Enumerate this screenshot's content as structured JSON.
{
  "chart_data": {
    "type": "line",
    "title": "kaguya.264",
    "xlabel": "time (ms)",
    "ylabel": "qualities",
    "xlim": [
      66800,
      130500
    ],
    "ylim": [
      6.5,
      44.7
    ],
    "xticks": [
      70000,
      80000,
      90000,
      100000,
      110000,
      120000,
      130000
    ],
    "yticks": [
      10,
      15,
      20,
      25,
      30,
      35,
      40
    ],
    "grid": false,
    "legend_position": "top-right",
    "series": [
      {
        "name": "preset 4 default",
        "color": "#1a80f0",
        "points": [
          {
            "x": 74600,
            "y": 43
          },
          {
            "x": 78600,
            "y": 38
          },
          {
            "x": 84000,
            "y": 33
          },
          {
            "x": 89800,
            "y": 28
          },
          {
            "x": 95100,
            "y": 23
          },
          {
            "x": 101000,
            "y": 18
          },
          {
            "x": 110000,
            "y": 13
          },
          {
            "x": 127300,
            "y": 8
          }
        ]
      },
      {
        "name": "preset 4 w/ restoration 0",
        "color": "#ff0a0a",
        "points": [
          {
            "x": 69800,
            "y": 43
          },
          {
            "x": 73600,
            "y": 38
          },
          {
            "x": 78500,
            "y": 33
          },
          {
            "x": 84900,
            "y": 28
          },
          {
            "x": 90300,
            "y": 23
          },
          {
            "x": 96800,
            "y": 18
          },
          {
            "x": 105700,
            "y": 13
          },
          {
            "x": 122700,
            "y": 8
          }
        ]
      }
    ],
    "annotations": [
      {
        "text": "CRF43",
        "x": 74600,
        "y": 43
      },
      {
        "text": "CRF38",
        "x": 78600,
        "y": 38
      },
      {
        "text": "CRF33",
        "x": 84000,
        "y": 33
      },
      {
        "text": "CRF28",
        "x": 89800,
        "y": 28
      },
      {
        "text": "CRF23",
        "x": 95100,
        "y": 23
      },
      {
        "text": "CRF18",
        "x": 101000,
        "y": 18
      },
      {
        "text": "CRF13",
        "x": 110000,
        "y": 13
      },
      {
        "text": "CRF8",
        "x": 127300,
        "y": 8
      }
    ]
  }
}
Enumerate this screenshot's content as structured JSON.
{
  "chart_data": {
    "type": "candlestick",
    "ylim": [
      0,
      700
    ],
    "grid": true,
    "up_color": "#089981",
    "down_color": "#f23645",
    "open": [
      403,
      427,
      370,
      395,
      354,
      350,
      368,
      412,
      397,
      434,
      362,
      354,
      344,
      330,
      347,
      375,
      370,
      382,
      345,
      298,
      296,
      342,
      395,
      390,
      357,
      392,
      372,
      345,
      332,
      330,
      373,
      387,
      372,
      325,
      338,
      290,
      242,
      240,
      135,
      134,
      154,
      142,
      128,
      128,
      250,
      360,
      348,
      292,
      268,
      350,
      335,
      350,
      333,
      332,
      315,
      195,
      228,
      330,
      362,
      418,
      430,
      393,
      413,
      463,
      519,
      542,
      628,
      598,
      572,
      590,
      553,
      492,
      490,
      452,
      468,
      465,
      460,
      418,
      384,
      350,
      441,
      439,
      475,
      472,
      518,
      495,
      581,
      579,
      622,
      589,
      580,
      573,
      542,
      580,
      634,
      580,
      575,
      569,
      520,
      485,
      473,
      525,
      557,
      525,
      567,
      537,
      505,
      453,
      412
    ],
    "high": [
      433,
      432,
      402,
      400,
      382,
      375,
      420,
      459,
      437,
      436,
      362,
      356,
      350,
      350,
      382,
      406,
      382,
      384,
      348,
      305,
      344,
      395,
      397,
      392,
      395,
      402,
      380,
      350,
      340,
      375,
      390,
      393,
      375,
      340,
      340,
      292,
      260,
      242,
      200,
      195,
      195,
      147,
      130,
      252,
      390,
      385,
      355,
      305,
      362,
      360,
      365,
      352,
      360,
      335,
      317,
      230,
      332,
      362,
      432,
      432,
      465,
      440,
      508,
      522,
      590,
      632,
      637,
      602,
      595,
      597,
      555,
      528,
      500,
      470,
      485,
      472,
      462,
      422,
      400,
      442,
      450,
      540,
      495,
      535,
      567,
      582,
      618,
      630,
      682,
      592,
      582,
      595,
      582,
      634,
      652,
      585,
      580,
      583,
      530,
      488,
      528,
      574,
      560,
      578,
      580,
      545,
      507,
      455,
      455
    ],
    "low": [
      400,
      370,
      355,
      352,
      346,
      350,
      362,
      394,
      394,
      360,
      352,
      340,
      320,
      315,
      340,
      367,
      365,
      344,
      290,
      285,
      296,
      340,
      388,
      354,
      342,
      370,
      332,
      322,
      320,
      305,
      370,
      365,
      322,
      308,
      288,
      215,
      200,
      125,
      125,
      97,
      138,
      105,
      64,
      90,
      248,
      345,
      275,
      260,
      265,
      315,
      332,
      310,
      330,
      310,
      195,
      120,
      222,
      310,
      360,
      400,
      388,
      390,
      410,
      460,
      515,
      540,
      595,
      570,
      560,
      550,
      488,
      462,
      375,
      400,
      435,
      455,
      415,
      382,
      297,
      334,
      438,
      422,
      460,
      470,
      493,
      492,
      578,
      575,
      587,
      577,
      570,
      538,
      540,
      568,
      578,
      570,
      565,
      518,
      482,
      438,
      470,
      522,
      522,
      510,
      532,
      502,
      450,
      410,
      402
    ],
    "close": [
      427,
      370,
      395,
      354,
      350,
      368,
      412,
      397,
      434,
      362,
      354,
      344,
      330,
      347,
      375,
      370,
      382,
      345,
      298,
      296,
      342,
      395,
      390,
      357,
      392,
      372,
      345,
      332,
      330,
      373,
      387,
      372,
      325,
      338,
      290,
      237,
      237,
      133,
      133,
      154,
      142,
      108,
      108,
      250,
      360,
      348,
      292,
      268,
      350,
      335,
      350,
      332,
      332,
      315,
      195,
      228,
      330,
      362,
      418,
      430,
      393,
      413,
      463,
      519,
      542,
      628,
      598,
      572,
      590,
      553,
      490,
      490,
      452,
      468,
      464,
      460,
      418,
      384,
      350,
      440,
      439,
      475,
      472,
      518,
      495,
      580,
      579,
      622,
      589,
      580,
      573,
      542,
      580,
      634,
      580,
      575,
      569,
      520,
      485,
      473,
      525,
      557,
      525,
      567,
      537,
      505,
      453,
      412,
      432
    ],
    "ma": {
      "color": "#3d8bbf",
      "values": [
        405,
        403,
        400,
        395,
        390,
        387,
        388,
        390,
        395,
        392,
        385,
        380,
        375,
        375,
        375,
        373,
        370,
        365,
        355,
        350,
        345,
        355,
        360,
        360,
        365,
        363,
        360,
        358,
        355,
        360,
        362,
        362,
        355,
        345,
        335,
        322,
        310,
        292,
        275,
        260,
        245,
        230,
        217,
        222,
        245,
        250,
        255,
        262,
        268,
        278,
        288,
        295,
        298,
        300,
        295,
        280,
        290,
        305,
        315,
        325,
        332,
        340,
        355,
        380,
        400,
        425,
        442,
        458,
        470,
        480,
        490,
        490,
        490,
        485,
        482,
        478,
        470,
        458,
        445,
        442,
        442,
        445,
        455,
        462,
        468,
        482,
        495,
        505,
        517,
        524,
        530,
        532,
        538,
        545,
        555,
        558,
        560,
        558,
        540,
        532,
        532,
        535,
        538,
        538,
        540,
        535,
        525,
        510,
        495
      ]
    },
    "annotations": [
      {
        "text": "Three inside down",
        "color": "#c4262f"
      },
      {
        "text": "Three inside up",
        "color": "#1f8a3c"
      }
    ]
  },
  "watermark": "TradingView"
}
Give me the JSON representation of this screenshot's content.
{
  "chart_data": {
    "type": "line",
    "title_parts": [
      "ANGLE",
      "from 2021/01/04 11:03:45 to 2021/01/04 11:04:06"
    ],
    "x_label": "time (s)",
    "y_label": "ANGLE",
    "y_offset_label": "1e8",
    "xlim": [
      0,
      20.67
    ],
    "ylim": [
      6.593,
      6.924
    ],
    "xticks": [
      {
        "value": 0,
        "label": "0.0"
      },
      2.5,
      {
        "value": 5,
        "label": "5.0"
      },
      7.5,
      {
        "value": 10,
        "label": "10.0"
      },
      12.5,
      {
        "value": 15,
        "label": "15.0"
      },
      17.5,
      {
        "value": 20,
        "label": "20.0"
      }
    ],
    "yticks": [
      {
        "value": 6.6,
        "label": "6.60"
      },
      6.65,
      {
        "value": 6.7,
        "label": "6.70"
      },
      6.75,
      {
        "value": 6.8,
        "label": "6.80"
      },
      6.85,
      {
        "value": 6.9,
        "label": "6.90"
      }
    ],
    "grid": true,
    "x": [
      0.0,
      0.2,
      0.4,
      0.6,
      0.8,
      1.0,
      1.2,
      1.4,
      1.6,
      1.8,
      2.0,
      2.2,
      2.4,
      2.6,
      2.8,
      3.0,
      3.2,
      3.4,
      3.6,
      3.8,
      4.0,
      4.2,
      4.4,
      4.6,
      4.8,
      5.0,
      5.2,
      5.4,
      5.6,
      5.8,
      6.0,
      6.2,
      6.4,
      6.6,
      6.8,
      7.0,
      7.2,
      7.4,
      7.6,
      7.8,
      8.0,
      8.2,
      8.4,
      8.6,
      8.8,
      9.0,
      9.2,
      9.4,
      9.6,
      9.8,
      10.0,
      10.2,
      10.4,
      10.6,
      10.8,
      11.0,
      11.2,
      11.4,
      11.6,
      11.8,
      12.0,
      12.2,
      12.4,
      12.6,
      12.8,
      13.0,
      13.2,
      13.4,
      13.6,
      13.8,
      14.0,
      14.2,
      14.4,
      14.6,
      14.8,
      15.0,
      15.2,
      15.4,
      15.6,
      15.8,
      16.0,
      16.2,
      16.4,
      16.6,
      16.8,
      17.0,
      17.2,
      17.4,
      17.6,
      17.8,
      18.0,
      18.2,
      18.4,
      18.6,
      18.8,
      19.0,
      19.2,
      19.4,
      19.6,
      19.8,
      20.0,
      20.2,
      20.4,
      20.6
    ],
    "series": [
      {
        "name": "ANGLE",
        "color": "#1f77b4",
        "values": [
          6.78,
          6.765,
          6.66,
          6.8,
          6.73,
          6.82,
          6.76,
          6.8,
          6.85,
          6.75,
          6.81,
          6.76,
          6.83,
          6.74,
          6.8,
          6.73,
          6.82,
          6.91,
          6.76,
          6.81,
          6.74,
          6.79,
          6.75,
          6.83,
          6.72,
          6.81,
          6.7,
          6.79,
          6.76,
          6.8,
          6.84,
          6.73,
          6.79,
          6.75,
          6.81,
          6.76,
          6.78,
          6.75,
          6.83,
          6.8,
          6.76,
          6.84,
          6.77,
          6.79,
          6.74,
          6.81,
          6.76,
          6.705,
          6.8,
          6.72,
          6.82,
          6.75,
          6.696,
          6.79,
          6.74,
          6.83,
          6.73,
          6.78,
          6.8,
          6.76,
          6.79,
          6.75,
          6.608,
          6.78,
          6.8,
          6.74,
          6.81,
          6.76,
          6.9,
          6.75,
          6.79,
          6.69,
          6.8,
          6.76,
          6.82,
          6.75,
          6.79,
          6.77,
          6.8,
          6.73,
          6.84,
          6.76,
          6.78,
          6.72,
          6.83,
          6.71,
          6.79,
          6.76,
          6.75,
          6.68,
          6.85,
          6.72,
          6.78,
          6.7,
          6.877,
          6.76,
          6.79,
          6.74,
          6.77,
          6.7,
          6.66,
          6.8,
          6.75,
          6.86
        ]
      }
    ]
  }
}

* _DIRECTION_
Only lines with "Three" are wanted here; list each of them.

* _FINAL ANSWER_
        "text": "Three inside down",
        "text": "Three inside up",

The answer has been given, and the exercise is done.